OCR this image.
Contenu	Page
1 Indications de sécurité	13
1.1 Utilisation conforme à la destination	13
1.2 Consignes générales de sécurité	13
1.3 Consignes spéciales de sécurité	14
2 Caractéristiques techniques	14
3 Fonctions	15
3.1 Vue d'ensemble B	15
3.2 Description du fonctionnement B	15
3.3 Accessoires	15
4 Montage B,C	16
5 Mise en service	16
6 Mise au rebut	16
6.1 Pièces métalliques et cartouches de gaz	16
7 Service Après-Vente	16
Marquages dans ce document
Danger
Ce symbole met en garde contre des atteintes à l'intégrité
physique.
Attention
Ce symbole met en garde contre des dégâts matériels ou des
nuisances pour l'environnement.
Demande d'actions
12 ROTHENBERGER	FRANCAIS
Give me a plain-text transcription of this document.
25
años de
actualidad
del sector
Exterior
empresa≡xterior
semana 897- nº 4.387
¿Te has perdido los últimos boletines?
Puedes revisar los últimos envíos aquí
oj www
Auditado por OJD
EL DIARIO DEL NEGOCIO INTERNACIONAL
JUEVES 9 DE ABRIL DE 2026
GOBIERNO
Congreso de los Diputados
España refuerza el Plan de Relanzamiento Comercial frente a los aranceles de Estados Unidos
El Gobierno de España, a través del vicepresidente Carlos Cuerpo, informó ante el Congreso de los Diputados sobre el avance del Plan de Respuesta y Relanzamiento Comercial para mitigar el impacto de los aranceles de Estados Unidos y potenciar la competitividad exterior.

> GIVEN REQUEST: Go through the entries above and copy every line containing "symbole".

> SOLUTION FOR THIS EXERCISE:
Ce symbole met en garde contre des atteintes à l'intégrité
Ce symbole met en garde contre des dégâts matériels ou des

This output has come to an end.